[Start]

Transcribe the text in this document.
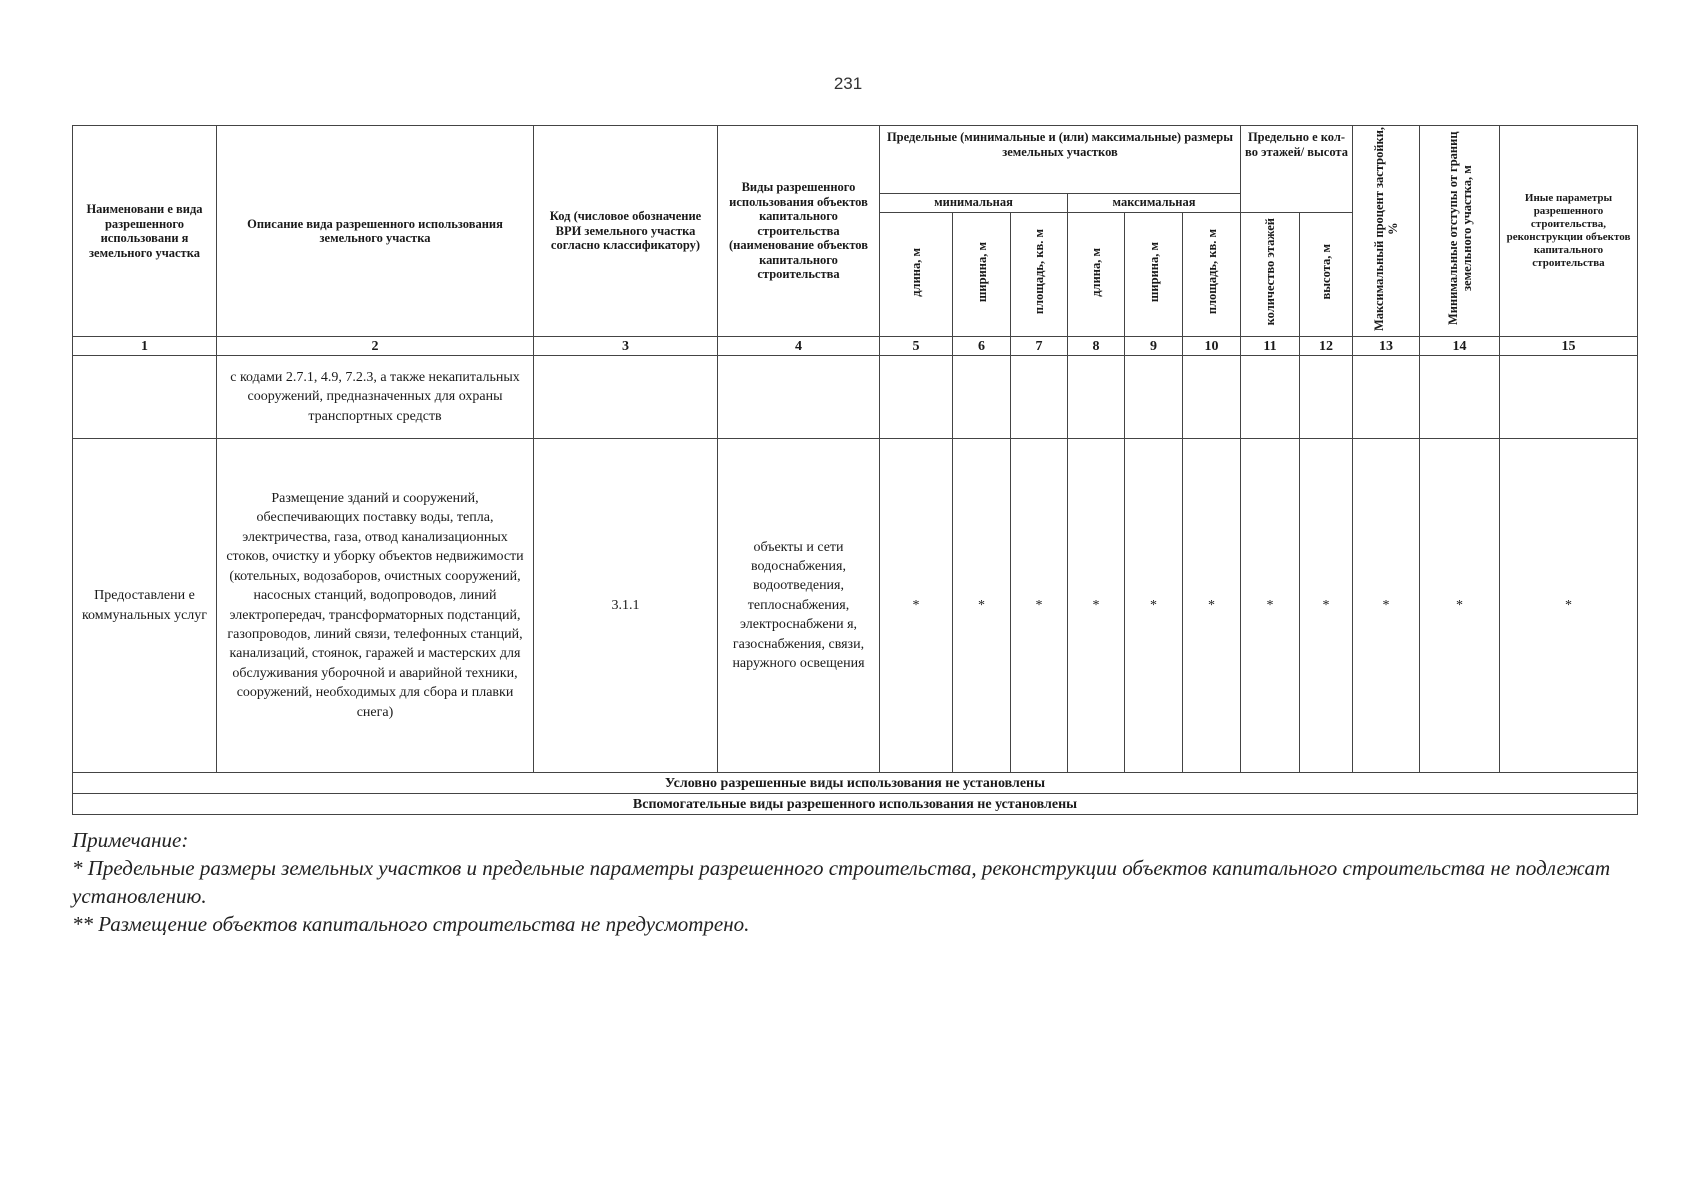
231
Наименовани е вида разрешенного использовани я земельного участка	Описание вида разрешенного использования земельного участка	Код (числовое обозначение ВРИ земельного участка согласно классификатору)	Виды разрешенного использования объектов капитального строительства (наименование объектов капитального строительства	Предельные (минимальные и (или) максимальные) размеры земельных участков						Предельно е кол-во этажей/ высота		Максимальный процент застройки, %	Минимальные отступы от границ земельного участка, м	Иные параметры разрешенного строительства, реконструкции объектов капитального строительства
				минимальная			максимальная							
				длина, м	ширина, м	площадь, кв. м	длина, м	ширина, м	площадь, кв. м	количество этажей	высота, м			
1	2	3	4	5	6	7	8	9	10	11	12	13	14	15
	с кодами 2.7.1, 4.9, 7.2.3, а также некапитальных сооружений, предназначенных для охраны транспортных средств													
Предоставлени е коммунальных услуг	Размещение зданий и сооружений, обеспечивающих поставку воды, тепла, электричества, газа, отвод канализационных стоков, очистку и уборку объектов недвижимости (котельных, водозаборов, очистных сооружений, насосных станций, водопроводов, линий электропередач, трансформаторных подстанций, газопроводов, линий связи, телефонных станций, канализаций, стоянок, гаражей и мастерских для обслуживания уборочной и аварийной техники, сооружений, необходимых для сбора и плавки снега)	3.1.1	объекты и сети водоснабжения, водоотведения, теплоснабжения, электроснабжени я, газоснабжения, связи, наружного освещения	*	*	*	*	*	*	*	*	*	*	*
Условно разрешенные виды использования не установлены														
Вспомогательные виды разрешенного использования не установлены														

Примечание:

* Предельные размеры земельных участков и предельные параметры разрешенного строительства, реконструкции объектов капитального строительства не подлежат установлению.

** Размещение объектов капитального строительства не предусмотрено.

[End]

--- What you should do ---
Pick out the lines that have the word "установлены". Copy them all.

--- Result ---
Условно разрешенные виды использования не установлены														
Вспомогательные виды разрешенного использования не установлены														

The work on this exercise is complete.